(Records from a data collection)
· · · · ·

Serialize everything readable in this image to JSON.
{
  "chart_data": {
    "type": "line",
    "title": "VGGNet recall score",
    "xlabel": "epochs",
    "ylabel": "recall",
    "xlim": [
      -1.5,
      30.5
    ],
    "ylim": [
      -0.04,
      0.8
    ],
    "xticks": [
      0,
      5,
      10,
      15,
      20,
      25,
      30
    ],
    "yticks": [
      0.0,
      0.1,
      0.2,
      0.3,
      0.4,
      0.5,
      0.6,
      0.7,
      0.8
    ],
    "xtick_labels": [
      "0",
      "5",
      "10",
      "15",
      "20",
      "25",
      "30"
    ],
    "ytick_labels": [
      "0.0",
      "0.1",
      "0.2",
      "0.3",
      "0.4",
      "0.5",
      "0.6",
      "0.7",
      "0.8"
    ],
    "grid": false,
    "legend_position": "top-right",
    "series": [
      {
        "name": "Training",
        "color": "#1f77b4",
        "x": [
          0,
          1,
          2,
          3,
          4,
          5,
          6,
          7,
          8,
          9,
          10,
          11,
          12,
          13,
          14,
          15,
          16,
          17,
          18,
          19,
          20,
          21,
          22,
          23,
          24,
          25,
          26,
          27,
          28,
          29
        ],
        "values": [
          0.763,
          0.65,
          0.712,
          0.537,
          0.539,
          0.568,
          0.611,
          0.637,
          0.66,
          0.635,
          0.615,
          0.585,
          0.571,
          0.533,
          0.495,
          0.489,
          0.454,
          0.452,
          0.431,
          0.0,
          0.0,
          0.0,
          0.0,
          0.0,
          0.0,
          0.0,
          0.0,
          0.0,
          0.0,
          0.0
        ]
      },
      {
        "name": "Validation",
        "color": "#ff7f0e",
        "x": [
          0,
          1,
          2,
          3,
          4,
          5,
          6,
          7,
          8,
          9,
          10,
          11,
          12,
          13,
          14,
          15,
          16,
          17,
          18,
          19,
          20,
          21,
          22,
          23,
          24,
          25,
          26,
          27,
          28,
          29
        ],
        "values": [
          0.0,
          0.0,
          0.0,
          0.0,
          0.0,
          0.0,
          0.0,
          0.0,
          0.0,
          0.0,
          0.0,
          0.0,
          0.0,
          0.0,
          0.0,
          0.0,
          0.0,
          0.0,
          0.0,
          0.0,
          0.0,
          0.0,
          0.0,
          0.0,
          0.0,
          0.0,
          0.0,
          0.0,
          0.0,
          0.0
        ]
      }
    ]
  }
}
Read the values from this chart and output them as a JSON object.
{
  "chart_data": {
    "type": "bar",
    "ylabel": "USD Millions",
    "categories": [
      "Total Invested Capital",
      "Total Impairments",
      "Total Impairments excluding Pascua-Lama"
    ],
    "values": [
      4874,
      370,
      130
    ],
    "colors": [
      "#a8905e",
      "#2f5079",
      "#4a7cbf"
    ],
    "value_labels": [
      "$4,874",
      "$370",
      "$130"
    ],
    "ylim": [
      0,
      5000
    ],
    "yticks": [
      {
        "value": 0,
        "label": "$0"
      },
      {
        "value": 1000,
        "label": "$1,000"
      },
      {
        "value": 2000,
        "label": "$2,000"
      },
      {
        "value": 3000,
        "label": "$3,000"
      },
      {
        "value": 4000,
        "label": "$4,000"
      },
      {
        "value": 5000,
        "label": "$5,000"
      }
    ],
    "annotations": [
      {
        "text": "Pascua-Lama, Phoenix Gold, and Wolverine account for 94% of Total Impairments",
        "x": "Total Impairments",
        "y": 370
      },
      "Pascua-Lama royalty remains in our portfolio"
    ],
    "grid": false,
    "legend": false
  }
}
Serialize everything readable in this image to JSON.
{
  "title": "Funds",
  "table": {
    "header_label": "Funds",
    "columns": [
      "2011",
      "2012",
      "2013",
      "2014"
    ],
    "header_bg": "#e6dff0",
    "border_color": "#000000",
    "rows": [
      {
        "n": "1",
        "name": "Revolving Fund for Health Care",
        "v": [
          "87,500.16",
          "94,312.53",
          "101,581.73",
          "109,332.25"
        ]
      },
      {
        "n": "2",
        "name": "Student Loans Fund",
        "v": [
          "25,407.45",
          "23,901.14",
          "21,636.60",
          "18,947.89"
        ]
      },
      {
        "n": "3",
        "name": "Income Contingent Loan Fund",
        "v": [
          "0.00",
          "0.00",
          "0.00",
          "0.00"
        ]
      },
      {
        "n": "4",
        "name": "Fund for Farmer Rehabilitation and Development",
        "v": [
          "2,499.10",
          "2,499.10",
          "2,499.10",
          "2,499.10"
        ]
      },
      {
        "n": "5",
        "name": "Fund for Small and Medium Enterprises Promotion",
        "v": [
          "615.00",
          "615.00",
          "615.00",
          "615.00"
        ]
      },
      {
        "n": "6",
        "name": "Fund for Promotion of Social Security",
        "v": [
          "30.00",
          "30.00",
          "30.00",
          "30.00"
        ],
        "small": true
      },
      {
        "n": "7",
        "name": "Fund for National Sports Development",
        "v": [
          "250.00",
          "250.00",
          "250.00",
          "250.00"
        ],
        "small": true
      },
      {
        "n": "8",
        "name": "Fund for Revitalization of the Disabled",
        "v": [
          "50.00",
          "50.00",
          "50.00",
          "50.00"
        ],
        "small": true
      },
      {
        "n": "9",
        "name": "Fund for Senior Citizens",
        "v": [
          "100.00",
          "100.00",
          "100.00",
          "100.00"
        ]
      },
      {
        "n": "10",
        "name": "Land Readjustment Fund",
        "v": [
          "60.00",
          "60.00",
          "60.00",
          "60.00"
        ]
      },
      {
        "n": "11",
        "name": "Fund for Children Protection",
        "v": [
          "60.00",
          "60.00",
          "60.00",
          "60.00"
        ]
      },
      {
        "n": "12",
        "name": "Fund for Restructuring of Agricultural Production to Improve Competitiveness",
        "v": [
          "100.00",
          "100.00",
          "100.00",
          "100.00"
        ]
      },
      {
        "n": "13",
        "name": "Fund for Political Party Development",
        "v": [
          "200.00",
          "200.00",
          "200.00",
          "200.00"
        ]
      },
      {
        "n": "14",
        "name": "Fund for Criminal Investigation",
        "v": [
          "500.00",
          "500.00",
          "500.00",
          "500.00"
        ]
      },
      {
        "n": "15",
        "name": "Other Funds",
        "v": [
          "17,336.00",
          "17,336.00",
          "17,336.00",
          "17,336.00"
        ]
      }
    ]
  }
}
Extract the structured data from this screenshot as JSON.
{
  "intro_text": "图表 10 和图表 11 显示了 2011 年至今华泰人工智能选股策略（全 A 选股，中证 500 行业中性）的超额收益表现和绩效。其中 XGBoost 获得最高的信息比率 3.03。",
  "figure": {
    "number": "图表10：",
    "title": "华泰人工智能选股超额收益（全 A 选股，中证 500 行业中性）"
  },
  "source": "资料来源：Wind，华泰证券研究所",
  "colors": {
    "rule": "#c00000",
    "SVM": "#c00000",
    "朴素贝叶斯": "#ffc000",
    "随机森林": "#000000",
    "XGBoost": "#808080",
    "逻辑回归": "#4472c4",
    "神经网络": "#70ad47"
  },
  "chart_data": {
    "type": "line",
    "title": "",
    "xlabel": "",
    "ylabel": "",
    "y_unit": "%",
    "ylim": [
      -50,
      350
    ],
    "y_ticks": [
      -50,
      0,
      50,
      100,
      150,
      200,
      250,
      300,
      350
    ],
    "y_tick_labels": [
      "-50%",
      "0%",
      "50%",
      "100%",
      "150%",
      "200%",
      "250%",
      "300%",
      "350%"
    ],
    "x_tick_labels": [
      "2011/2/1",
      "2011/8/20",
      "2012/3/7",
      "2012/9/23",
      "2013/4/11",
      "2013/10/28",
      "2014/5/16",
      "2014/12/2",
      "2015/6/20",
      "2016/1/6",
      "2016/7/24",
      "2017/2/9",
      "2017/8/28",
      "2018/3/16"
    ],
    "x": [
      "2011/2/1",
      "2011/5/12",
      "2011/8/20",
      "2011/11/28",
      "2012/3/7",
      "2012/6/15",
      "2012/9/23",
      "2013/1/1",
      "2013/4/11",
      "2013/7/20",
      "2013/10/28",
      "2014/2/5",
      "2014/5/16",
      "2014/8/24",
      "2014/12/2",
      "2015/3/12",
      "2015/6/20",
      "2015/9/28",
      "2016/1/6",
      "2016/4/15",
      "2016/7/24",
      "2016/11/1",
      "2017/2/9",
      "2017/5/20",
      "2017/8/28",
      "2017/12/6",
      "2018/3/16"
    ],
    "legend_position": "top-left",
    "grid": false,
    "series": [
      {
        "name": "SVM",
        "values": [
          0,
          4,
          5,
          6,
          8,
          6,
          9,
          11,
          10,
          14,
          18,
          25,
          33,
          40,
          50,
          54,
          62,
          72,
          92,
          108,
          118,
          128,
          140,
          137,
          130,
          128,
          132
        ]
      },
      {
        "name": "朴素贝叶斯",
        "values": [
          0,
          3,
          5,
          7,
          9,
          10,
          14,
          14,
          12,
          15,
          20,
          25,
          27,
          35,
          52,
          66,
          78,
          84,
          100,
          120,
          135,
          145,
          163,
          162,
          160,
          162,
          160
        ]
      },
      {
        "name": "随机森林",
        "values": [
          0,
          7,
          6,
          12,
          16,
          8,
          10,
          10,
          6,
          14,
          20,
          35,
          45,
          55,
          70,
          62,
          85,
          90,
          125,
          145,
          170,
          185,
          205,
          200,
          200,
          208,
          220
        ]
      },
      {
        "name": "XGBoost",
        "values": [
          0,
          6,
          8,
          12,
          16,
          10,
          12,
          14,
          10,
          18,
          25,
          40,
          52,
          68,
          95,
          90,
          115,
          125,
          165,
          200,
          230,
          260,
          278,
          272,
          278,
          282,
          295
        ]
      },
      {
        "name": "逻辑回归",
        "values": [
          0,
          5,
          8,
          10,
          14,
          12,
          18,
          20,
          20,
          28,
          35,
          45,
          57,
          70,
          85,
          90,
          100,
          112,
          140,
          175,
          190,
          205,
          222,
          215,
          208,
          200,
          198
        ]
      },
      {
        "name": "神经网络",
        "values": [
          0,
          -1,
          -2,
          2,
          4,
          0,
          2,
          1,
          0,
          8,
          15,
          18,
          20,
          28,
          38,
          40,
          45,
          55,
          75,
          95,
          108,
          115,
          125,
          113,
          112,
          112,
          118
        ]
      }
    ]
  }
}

· · · · ·

Goal
State, as a number only, how many lines in the entries include "Development".

Exercise result
3